WHAT TO DO:
Quote verbatim the lines of the records, starting at the first line and ending at the line that contains "calendar-week-row: 24 Sunrise: 6:56", with both of those lines included and no others.

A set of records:
(begin)
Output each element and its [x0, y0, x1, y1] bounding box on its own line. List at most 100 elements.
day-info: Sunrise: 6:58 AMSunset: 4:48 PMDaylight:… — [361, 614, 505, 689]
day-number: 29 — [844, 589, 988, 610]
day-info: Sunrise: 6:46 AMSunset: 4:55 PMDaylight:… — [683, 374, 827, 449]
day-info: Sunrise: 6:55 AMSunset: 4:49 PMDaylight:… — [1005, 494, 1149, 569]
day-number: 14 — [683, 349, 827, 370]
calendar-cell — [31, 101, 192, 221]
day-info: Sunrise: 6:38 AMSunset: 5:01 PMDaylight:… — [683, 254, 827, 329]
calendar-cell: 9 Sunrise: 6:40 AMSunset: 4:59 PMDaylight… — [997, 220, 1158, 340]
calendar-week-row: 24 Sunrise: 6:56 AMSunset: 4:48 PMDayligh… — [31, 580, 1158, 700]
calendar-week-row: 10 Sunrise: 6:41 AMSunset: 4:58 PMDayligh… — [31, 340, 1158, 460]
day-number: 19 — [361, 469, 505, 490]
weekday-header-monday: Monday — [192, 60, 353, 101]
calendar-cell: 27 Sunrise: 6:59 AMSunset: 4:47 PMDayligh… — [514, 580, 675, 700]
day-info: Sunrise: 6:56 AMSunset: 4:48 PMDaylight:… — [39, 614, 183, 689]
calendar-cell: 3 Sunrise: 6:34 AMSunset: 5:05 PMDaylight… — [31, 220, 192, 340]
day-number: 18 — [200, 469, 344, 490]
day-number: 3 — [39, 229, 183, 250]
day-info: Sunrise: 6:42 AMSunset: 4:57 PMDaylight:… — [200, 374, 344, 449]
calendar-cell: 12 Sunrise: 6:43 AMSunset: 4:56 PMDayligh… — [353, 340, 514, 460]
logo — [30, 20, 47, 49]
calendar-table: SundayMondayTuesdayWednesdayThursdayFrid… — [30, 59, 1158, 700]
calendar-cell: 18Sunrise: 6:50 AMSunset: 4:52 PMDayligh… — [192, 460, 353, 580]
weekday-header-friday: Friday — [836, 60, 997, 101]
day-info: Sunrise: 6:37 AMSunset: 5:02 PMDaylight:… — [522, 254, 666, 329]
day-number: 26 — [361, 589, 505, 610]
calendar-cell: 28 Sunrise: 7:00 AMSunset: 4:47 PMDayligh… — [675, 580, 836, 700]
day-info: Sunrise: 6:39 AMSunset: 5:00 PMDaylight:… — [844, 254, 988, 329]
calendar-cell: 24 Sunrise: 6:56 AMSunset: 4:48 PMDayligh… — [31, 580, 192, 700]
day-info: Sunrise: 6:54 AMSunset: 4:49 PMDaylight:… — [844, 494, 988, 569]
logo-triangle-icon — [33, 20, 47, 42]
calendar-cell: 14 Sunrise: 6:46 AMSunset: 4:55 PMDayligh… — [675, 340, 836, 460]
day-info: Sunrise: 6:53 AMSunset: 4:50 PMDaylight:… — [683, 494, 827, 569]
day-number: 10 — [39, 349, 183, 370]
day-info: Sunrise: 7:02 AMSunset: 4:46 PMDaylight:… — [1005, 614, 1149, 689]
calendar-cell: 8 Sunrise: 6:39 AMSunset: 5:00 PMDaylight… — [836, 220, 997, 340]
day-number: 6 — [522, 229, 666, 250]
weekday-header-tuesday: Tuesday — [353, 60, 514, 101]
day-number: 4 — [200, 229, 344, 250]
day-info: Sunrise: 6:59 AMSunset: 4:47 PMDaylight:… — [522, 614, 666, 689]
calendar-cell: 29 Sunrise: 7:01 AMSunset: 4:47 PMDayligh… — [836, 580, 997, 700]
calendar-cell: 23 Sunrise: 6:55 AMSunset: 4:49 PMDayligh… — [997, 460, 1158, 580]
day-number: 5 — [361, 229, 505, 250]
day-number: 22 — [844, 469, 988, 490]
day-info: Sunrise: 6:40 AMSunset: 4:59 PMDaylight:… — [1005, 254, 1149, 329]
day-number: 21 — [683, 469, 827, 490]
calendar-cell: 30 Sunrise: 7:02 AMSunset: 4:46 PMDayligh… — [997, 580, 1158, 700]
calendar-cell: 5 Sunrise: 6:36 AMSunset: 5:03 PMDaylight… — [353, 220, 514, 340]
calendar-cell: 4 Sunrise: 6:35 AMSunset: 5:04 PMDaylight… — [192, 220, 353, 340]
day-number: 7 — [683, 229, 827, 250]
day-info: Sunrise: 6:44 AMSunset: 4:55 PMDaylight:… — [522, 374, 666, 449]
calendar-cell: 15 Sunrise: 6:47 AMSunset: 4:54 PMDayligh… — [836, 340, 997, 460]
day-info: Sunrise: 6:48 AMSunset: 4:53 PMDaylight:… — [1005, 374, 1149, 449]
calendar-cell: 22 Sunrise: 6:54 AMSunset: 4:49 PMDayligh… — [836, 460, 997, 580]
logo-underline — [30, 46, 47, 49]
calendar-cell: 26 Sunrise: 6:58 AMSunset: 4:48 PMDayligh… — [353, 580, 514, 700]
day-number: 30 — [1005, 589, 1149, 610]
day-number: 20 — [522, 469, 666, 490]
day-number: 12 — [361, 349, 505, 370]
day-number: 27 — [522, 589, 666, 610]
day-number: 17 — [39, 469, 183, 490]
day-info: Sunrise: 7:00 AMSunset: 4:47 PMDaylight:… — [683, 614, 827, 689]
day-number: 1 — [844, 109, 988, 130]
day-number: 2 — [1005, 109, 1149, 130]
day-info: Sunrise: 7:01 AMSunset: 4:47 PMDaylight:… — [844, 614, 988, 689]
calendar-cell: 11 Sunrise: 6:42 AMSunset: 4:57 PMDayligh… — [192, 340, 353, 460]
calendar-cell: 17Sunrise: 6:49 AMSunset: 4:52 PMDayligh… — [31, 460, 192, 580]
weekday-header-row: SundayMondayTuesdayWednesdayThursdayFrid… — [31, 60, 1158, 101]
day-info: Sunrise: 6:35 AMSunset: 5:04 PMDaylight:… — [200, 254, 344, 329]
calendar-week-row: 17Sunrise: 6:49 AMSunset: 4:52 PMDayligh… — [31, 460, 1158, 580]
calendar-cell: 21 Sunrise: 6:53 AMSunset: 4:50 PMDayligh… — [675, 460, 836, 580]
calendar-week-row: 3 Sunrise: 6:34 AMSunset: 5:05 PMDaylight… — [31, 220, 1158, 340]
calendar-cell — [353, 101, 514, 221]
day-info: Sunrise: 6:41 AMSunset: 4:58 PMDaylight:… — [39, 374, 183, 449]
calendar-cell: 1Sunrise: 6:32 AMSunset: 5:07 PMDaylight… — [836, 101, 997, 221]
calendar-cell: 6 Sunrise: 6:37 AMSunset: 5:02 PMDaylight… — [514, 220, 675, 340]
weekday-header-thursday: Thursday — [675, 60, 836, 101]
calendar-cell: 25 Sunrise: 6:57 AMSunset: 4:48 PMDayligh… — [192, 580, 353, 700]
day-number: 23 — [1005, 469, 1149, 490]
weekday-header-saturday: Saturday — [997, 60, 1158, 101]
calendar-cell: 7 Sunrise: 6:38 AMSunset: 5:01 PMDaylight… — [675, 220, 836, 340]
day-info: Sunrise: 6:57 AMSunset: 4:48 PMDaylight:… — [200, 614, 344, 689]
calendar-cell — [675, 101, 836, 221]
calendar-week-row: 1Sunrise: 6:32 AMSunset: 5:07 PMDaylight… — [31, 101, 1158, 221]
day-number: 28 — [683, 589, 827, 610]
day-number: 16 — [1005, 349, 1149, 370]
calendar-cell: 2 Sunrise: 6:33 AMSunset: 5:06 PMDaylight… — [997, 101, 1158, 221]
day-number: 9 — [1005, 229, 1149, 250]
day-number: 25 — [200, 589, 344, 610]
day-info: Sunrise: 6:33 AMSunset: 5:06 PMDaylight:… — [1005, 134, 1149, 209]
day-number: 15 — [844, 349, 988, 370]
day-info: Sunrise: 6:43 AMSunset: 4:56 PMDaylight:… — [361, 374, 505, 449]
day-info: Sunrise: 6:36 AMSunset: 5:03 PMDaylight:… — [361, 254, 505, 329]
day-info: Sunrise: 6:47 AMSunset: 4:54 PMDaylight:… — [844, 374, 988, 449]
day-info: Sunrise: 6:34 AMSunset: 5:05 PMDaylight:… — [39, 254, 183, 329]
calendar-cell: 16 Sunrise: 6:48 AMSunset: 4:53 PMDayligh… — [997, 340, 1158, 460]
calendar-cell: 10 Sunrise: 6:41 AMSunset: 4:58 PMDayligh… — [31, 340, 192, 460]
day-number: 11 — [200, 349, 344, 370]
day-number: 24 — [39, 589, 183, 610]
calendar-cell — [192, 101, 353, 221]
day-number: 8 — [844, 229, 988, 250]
(end)
RESULT:
Output each element and its [x0, y0, x1, y1] bounding box on its own line. List at most 100 elements.
day-info: Sunrise: 6:58 AMSunset: 4:48 PMDaylight:… — [361, 614, 505, 689]
day-number: 29 — [844, 589, 988, 610]
day-info: Sunrise: 6:46 AMSunset: 4:55 PMDaylight:… — [683, 374, 827, 449]
day-info: Sunrise: 6:55 AMSunset: 4:49 PMDaylight:… — [1005, 494, 1149, 569]
day-number: 14 — [683, 349, 827, 370]
calendar-cell — [31, 101, 192, 221]
day-info: Sunrise: 6:38 AMSunset: 5:01 PMDaylight:… — [683, 254, 827, 329]
calendar-cell: 9 Sunrise: 6:40 AMSunset: 4:59 PMDaylight… — [997, 220, 1158, 340]
calendar-week-row: 24 Sunrise: 6:56 AMSunset: 4:48 PMDayligh… — [31, 580, 1158, 700]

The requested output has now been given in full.